**DOCUMENT EXCERPT**

This edition of the NETCO Beach Newsletter focuses on the types and uses of sand drift fencing. Be sure to take a look at Beach Notes for interesting news items.  We hope you find our newsletter enjoyable and informative and, as always, we appreciate your feedback.

 

Sand Drift Fencing-Types and Purposes

Sand drift fencing can take many forms and shapes.  It can also be made from several different

materials.  But in the end, sand drift fencing is primarily about accreting windblown sand to augment dune reconstruction and/or to increase vertical beach elevation or horizontal width of a dune.  Additional uses of sand drift fencing include the reduction of  wave and surf energy during the up-rush and back-rush of storm surf, and as a means to protect soft erosion control structures such as coir envelopes, geotubes, and other non-rock and concrete structures from damage due to storm surf carried debris.

 

The simplest and least costly type of sand drift fencing is wood and wire snow fence.  Installed in a zig zag pattern on the back side of a wide beach, wood and wire snow fence (right) is an excellent and low cost means to catch and hold sand on a coastal dune or coastal bank toe.  The photos of the fence at Charlestown Beach, RI are an example of the proper application of wood and wire snow fence.  Note that the only time wave and surf will reach this fence installation will be during a very large and intense storm, such as Hurricane Sandy (October 2012) or the nor'easter Nemo (March 2013).

 

Fortunately, before either of these storms hit, the drift fence on Charlestown Beach helped to grow the existing dune by approximately 12 -15 feet in width.  This drift fence accreted sand, with the accreted sand acting as the sacrificial sand to protect the existing dune (left).   As a result, neither Sandy nor Nemo breached the existing dune and the natural resources and the homes behind the dune, were not damaged by either storm. (The property owners were wise and quickly replaced the fence as soon as the storms passed. The drift fencing is again working to accumulate sand.)

**STORED DATA**
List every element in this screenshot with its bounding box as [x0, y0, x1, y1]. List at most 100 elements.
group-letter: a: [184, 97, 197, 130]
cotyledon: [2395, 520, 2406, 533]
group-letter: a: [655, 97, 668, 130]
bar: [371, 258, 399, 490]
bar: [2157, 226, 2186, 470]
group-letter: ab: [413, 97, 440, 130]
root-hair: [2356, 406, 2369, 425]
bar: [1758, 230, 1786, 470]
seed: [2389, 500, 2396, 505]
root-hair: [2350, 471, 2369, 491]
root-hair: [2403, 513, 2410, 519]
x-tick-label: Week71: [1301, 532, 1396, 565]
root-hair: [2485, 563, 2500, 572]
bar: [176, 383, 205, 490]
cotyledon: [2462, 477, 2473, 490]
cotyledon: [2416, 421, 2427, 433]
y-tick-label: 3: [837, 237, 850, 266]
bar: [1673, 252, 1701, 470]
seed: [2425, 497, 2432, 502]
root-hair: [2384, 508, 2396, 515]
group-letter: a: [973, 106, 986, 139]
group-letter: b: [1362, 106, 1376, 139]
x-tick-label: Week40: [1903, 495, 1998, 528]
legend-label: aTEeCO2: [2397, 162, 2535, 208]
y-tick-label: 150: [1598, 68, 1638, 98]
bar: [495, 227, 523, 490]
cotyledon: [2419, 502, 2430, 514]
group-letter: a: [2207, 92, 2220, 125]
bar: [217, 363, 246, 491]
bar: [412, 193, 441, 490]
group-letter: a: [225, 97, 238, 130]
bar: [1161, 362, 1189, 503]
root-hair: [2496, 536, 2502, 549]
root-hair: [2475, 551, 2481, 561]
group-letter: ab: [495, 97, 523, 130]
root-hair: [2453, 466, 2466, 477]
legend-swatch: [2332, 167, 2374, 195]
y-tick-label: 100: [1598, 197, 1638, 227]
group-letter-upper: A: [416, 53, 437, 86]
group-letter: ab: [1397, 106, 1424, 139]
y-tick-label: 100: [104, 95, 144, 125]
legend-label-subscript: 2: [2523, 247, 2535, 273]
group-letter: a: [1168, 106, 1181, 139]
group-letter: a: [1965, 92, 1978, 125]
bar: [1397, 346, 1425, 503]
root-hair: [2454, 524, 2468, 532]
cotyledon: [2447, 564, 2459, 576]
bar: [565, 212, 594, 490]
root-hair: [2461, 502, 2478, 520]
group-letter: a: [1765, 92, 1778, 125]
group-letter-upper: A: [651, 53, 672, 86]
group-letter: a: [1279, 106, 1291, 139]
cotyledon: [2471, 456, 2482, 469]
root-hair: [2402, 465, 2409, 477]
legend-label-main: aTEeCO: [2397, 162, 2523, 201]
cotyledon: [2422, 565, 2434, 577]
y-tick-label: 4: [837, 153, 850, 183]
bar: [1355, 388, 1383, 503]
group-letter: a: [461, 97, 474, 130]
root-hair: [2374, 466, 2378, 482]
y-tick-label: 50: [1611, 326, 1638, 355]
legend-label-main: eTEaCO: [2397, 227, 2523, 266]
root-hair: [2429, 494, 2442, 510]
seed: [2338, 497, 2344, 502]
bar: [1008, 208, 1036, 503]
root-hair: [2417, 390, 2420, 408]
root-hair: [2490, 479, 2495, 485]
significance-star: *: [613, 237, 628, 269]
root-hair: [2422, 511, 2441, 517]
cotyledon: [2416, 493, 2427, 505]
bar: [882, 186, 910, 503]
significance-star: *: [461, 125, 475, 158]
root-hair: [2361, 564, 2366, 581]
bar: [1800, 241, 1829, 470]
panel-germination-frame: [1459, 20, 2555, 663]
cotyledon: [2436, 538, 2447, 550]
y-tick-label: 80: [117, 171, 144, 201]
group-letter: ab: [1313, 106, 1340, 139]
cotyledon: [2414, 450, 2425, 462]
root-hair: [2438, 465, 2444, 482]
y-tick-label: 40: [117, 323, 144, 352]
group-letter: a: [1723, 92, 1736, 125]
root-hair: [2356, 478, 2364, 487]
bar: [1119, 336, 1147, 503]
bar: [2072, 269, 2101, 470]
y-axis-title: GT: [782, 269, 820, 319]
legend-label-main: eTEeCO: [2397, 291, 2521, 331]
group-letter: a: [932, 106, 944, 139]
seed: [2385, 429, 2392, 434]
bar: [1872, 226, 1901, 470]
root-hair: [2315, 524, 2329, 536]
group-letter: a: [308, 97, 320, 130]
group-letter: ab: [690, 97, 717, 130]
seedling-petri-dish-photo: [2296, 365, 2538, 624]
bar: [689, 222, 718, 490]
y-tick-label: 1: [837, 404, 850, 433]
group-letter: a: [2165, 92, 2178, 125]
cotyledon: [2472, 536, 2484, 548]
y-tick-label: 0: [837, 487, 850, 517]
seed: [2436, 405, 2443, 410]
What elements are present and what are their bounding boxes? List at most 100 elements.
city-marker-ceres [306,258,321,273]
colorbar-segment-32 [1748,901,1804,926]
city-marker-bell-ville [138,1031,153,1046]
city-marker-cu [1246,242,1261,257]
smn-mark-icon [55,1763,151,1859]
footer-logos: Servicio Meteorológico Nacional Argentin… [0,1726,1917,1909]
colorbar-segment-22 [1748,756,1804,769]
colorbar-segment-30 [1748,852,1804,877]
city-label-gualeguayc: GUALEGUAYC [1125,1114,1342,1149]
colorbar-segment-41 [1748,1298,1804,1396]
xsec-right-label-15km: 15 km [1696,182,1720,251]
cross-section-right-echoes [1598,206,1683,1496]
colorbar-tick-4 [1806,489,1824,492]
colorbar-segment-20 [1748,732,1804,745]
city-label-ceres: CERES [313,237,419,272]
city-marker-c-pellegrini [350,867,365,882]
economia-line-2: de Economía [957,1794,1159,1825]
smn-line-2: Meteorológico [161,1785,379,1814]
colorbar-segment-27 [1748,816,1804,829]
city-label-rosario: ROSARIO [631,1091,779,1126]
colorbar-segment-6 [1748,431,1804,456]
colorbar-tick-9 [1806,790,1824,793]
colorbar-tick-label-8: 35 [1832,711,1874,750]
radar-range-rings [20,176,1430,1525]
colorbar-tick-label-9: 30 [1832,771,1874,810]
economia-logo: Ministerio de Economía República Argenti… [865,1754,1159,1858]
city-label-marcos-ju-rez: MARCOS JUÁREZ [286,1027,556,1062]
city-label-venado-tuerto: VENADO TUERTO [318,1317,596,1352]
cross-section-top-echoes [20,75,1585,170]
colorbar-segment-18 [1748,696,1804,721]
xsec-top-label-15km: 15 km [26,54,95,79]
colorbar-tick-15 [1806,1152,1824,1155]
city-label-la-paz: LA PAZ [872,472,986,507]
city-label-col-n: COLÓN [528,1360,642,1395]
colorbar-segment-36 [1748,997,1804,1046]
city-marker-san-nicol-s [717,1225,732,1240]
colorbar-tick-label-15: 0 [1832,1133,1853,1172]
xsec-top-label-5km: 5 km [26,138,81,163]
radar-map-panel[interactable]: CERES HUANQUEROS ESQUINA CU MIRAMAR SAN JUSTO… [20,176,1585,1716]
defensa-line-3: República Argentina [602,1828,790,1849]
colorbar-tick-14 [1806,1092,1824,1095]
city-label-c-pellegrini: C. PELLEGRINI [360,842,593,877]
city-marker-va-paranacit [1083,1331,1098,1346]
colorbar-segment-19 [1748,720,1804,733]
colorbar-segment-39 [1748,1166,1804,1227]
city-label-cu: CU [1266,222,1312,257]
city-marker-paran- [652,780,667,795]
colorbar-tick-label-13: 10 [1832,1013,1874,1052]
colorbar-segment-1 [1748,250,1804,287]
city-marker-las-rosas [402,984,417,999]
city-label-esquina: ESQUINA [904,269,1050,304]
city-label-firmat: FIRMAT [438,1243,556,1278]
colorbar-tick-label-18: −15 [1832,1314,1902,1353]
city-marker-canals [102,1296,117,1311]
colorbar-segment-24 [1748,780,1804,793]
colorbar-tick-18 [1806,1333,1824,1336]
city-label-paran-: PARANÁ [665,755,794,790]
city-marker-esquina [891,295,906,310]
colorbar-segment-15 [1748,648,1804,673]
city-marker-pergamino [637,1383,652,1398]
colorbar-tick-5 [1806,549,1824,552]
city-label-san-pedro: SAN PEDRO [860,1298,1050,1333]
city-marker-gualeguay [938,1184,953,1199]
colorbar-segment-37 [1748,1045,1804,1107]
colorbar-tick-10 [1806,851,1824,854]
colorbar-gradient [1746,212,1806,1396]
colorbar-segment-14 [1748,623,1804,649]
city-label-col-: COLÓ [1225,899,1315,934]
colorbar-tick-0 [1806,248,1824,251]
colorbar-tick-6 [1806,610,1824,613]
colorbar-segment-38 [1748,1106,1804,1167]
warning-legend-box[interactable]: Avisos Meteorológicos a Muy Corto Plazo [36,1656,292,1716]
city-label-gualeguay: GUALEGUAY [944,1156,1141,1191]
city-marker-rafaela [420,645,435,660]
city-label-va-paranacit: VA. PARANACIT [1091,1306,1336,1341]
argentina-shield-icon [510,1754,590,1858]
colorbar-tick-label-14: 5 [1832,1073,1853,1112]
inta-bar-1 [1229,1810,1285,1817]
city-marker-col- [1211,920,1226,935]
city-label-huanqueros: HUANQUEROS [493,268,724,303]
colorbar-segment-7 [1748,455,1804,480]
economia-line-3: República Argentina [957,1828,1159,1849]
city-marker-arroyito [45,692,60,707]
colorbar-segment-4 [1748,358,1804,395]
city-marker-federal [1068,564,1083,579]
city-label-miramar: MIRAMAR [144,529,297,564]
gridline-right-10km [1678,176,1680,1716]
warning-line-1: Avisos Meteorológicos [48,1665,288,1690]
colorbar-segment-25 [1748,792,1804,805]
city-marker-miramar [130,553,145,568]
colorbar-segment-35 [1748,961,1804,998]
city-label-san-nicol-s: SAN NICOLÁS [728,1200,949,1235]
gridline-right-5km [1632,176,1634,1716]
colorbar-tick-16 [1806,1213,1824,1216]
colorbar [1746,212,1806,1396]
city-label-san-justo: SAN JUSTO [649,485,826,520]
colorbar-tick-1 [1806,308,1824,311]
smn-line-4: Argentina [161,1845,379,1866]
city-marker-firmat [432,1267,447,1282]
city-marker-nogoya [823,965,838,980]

**EXERCISE DETAILS**
Decide whether each of these statements agrees with the newsletter excerpt on sand drift fencing. For each, answer yes or no and quote the words from the excerpt that settle it.
1. Wood and wire snow fence is the least costly type of sand drift fencing.
2. Hurricane Sandy breached the existing dune at Charlestown Beach.
3. Before the storms, the drift fence on Charlestown Beach helped widen the existing dune by roughly 12 to 15 feet.

**SOLUTION**
1. Yes: "The simplest and least costly type of sand drift fencing is wood and wire snow fence."
2. No: "neither Sandy nor Nemo breached the existing dune"
3. Yes: "before either of these storms hit, the drift fence on Charlestown Beach helped to grow the existing dune by approximately 12 -15 feet in width"